| TEXT SEGMENT |

I know my brain can do it, I just need to keep trying. But reminding myself of the brain’s plasticity doesn’t make it an easy journey. My plastic brain seems to want to resist. The new synapses I wanted have to wait for roadblocks to clear. I’m getting frustrated with my slow progress. Today I almost cried watching a training video.

The truth is, I’m not used to struggling. My brain has been on vacation for years, because I never saw the need to challenge it. At school, and even at University, I chose options which I knew I’d find easy. Back then I didn’t care if I had a plastic brain or not, I just didn’t want to devote the time and energy required for anything remotely tricky. Maybe because I didn’t have a life plan I thought I may as well take an easier path. Maybe it was the weight of expectation – or lack of it – making me think all I had to prepare for was a life as a housewife, or a low earner, whose cerebral limits would not be called upon. Whatever it was, I am now feeling the annoyance of having to really try.

So here I am, telling myself the same thing I tell my four-year-old when she says she can’t do something. “You have to practice. The more you practice the better you’ll get!”

Have you ever struggled to learn something? Got any tips on fighting negativity and beating your brain into submission? I know, I’m looking for a silver bullet again. An easy answer. But seriously, any tips….?

| ACTIONS TO TAKE |
1. Quote everything in the post on learning from "The truth is, I’m" down to "to really try.".
2. List every sentence in the post on learning that ends with a question mark.

(Dataset entries)

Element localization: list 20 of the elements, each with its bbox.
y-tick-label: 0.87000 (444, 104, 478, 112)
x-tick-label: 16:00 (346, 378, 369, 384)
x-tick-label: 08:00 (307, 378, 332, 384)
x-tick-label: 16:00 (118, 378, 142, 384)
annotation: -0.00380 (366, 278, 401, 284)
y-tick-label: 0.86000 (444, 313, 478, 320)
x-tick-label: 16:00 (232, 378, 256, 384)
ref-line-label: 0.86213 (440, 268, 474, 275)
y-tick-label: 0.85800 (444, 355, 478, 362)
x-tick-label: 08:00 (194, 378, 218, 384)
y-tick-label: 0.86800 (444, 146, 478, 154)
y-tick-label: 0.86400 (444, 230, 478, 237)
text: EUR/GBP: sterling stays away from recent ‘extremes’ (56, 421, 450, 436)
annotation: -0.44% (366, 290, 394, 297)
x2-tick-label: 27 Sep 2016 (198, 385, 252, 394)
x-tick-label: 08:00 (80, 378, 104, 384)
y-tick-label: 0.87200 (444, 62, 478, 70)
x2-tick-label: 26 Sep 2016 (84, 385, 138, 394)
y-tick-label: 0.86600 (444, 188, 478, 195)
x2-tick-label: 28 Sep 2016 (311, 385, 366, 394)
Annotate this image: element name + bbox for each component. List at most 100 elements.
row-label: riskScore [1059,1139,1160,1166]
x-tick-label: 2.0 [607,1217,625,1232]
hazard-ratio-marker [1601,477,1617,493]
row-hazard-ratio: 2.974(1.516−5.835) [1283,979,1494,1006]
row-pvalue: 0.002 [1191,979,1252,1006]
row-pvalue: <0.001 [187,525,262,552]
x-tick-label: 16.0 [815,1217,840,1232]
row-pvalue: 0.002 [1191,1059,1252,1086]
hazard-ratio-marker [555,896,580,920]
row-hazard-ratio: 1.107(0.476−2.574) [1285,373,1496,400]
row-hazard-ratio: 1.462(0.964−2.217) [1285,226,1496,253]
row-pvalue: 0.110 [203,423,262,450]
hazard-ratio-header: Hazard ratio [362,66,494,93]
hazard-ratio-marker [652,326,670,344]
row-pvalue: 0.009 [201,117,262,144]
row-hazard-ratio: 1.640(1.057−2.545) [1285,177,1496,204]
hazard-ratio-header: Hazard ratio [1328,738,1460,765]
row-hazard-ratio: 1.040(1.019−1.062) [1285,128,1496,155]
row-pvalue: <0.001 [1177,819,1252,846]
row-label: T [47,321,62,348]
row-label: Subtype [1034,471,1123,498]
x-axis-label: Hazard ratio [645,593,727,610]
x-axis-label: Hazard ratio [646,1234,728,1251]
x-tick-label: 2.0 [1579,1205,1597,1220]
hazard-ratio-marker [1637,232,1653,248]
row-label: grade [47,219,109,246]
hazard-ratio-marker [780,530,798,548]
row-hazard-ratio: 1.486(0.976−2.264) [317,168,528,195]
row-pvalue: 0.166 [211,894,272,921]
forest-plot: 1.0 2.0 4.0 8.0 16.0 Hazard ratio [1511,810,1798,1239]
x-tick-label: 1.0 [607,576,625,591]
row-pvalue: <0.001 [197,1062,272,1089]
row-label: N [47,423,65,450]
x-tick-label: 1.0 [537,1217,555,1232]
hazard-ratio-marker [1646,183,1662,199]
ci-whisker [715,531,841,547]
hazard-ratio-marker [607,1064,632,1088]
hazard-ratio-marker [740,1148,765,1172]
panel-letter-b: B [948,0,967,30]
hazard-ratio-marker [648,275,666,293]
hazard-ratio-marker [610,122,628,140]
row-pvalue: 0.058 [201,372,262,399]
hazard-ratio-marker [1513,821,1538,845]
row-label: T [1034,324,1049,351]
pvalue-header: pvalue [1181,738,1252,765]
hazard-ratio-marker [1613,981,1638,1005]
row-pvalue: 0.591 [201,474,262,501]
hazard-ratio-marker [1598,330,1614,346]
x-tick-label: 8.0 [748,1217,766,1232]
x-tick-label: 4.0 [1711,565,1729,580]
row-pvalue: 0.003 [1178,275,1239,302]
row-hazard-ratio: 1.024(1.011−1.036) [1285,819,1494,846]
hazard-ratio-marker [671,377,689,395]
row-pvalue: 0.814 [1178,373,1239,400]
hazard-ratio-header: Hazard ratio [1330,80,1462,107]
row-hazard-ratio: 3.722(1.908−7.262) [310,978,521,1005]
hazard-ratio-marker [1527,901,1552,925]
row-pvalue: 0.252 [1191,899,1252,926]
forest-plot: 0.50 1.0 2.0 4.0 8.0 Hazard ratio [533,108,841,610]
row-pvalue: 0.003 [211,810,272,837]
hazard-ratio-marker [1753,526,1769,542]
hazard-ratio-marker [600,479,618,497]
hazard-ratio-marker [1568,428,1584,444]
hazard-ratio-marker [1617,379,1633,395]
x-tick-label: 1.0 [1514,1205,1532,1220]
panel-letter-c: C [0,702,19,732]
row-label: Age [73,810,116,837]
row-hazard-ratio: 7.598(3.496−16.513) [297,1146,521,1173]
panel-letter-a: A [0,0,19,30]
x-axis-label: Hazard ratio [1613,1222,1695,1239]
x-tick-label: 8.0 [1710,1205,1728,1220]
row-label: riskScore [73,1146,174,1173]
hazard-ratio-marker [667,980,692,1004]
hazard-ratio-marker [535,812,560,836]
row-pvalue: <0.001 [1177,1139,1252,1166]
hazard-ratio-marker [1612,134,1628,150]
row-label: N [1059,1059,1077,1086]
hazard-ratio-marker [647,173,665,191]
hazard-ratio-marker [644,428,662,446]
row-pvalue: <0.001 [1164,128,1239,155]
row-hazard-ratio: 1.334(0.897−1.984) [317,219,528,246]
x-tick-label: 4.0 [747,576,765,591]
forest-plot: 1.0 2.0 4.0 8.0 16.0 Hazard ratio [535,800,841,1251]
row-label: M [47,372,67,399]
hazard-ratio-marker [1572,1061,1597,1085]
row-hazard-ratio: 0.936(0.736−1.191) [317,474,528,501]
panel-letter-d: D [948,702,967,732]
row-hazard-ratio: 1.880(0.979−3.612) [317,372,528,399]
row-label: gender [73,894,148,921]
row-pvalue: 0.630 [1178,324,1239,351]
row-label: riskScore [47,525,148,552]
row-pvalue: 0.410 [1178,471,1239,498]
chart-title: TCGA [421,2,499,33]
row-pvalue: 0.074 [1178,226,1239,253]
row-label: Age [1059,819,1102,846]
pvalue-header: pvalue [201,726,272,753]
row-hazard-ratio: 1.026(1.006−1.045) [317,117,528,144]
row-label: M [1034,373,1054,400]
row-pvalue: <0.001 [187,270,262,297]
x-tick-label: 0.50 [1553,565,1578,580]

| WORKED ANSWERS |
1.
The truth is, I’m not used to struggling. My brain has been on vacation for years, because I never saw the need to challenge it. At school, and even at University, I chose options which I knew I’d find easy. Back then I didn’t care if I had a plastic brain or not, I just didn’t want to devote the time and energy required for anything remotely tricky. Maybe because I didn’t have a life plan I thought I may as well take an easier path. Maybe it was the weight of expectation – or lack of it – making me think all I had to prepare for was a life as a housewife, or a low earner, whose cerebral limits would not be called upon. Whatever it was, I am now feeling the annoyance of having to really try.

2.
- Have you ever struggled to learn something?
- Got any tips on fighting negativity and beating your brain into submission?
- But seriously, any tips….?